**WORK REQUIRED**. Repeat every entry word for word, but leave the images out of your copy.

Records from a collection of figures
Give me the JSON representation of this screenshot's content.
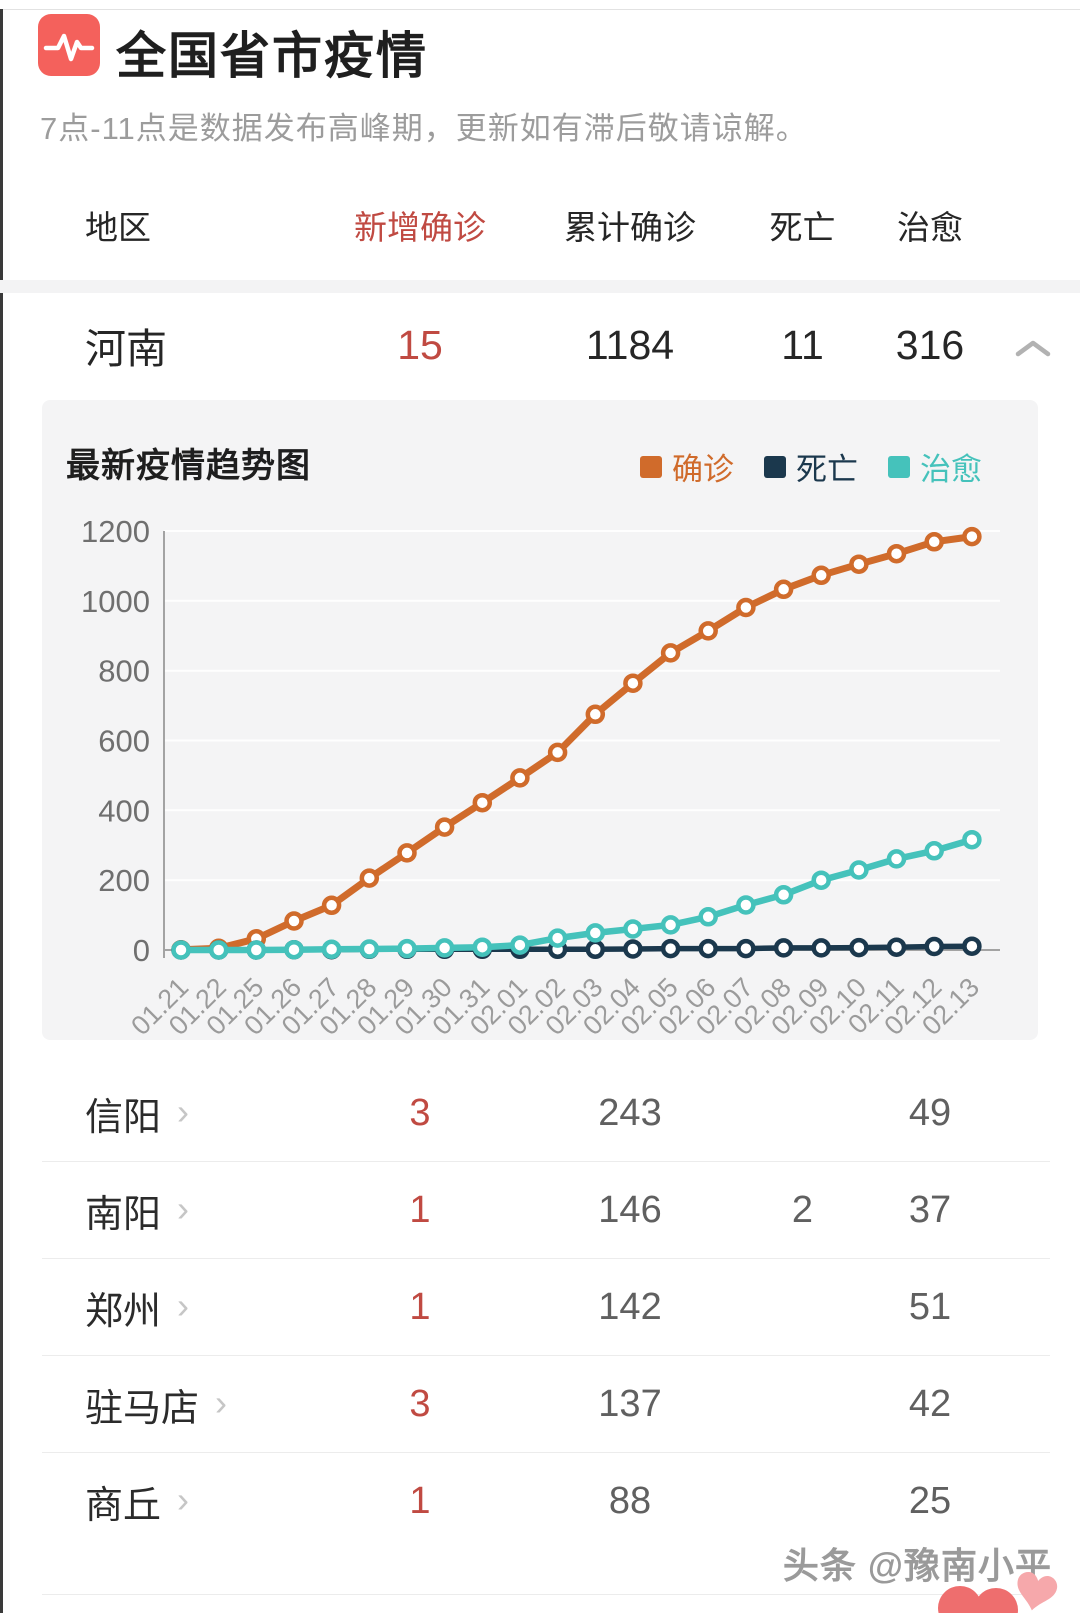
{
  "header": {
    "icon": "pulse-icon",
    "title": "全国省市疫情",
    "notice": "7点-11点是数据发布高峰期，更新如有滞后敬请谅解。"
  },
  "table": {
    "columns": {
      "region": "地区",
      "new_confirmed": "新增确诊",
      "confirmed": "累计确诊",
      "deaths": "死亡",
      "cured": "治愈"
    }
  },
  "province": {
    "name": "河南",
    "new_confirmed": "15",
    "confirmed": "1184",
    "deaths": "11",
    "cured": "316",
    "expanded": true
  },
  "chart": {
    "title": "最新疫情趋势图",
    "legend": [
      {
        "label": "确诊",
        "color": "#d06b2b"
      },
      {
        "label": "死亡",
        "color": "#1b384d"
      },
      {
        "label": "治愈",
        "color": "#45c2bb"
      }
    ]
  },
  "chart_data": {
    "type": "line",
    "title": "最新疫情趋势图",
    "x": [
      "01.21",
      "01.22",
      "01.25",
      "01.26",
      "01.27",
      "01.28",
      "01.29",
      "01.30",
      "01.31",
      "02.01",
      "02.02",
      "02.03",
      "02.04",
      "02.05",
      "02.06",
      "02.07",
      "02.08",
      "02.09",
      "02.10",
      "02.11",
      "02.12",
      "02.13"
    ],
    "series": [
      {
        "name": "确诊",
        "color": "#d06b2b",
        "values": [
          1,
          5,
          32,
          83,
          128,
          206,
          278,
          352,
          422,
          493,
          566,
          675,
          764,
          851,
          914,
          981,
          1033,
          1073,
          1105,
          1135,
          1169,
          1184
        ]
      },
      {
        "name": "死亡",
        "color": "#1b384d",
        "values": [
          0,
          0,
          0,
          1,
          1,
          2,
          2,
          2,
          2,
          2,
          2,
          2,
          3,
          4,
          4,
          4,
          6,
          6,
          7,
          8,
          10,
          11
        ]
      },
      {
        "name": "治愈",
        "color": "#45c2bb",
        "values": [
          0,
          0,
          0,
          1,
          2,
          3,
          4,
          6,
          8,
          14,
          34,
          49,
          60,
          72,
          95,
          129,
          158,
          200,
          229,
          261,
          284,
          316
        ]
      }
    ],
    "ylim": [
      0,
      1200
    ],
    "yticks": [
      0,
      200,
      400,
      600,
      800,
      1000,
      1200
    ],
    "grid": true,
    "legend_position": "top-right"
  },
  "cities": [
    {
      "name": "信阳",
      "new_confirmed": "3",
      "confirmed": "243",
      "deaths": "",
      "cured": "49"
    },
    {
      "name": "南阳",
      "new_confirmed": "1",
      "confirmed": "146",
      "deaths": "2",
      "cured": "37"
    },
    {
      "name": "郑州",
      "new_confirmed": "1",
      "confirmed": "142",
      "deaths": "",
      "cured": "51"
    },
    {
      "name": "驻马店",
      "new_confirmed": "3",
      "confirmed": "137",
      "deaths": "",
      "cured": "42"
    },
    {
      "name": "商丘",
      "new_confirmed": "1",
      "confirmed": "88",
      "deaths": "",
      "cured": "25"
    }
  ],
  "watermark": "头条 @豫南小平",
  "colors": {
    "accent_red": "#c04a42",
    "panel_bg": "#f4f4f5",
    "axis_gray": "#a3a3a3",
    "tick_label": "#6f6f6f",
    "x_label": "#9b9b9b",
    "icon_bg": "#f4615c",
    "heart_pink": "#f6a8ab",
    "heart_coral": "#ee6e6e"
  }
}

**EXERCISE RESULT**.
Give me the JSON representation of this screenshot's content.
{
  "header": {
    "icon": "pulse-icon",
    "title": "全国省市疫情",
    "notice": "7点-11点是数据发布高峰期，更新如有滞后敬请谅解。"
  },
  "table": {
    "columns": {
      "region": "地区",
      "new_confirmed": "新增确诊",
      "confirmed": "累计确诊",
      "deaths": "死亡",
      "cured": "治愈"
    }
  },
  "province": {
    "name": "河南",
    "new_confirmed": "15",
    "confirmed": "1184",
    "deaths": "11",
    "cured": "316",
    "expanded": true
  },
  "chart": {
    "title": "最新疫情趋势图",
    "legend": [
      {
        "label": "确诊",
        "color": "#d06b2b"
      },
      {
        "label": "死亡",
        "color": "#1b384d"
      },
      {
        "label": "治愈",
        "color": "#45c2bb"
      }
    ]
  },
  "chart_data": {
    "type": "line",
    "title": "最新疫情趋势图",
    "x": [
      "01.21",
      "01.22",
      "01.25",
      "01.26",
      "01.27",
      "01.28",
      "01.29",
      "01.30",
      "01.31",
      "02.01",
      "02.02",
      "02.03",
      "02.04",
      "02.05",
      "02.06",
      "02.07",
      "02.08",
      "02.09",
      "02.10",
      "02.11",
      "02.12",
      "02.13"
    ],
    "series": [
      {
        "name": "确诊",
        "color": "#d06b2b",
        "values": [
          1,
          5,
          32,
          83,
          128,
          206,
          278,
          352,
          422,
          493,
          566,
          675,
          764,
          851,
          914,
          981,
          1033,
          1073,
          1105,
          1135,
          1169,
          1184
        ]
      },
      {
        "name": "死亡",
        "color": "#1b384d",
        "values": [
          0,
          0,
          0,
          1,
          1,
          2,
          2,
          2,
          2,
          2,
          2,
          2,
          3,
          4,
          4,
          4,
          6,
          6,
          7,
          8,
          10,
          11
        ]
      },
      {
        "name": "治愈",
        "color": "#45c2bb",
        "values": [
          0,
          0,
          0,
          1,
          2,
          3,
          4,
          6,
          8,
          14,
          34,
          49,
          60,
          72,
          95,
          129,
          158,
          200,
          229,
          261,
          284,
          316
        ]
      }
    ],
    "ylim": [
      0,
      1200
    ],
    "yticks": [
      0,
      200,
      400,
      600,
      800,
      1000,
      1200
    ],
    "grid": true,
    "legend_position": "top-right"
  },
  "cities": [
    {
      "name": "信阳",
      "new_confirmed": "3",
      "confirmed": "243",
      "deaths": "",
      "cured": "49"
    },
    {
      "name": "南阳",
      "new_confirmed": "1",
      "confirmed": "146",
      "deaths": "2",
      "cured": "37"
    },
    {
      "name": "郑州",
      "new_confirmed": "1",
      "confirmed": "142",
      "deaths": "",
      "cured": "51"
    },
    {
      "name": "驻马店",
      "new_confirmed": "3",
      "confirmed": "137",
      "deaths": "",
      "cured": "42"
    },
    {
      "name": "商丘",
      "new_confirmed": "1",
      "confirmed": "88",
      "deaths": "",
      "cured": "25"
    }
  ],
  "watermark": "头条 @豫南小平",
  "colors": {
    "accent_red": "#c04a42",
    "panel_bg": "#f4f4f5",
    "axis_gray": "#a3a3a3",
    "tick_label": "#6f6f6f",
    "x_label": "#9b9b9b",
    "icon_bg": "#f4615c",
    "heart_pink": "#f6a8ab",
    "heart_coral": "#ee6e6e"
  }
}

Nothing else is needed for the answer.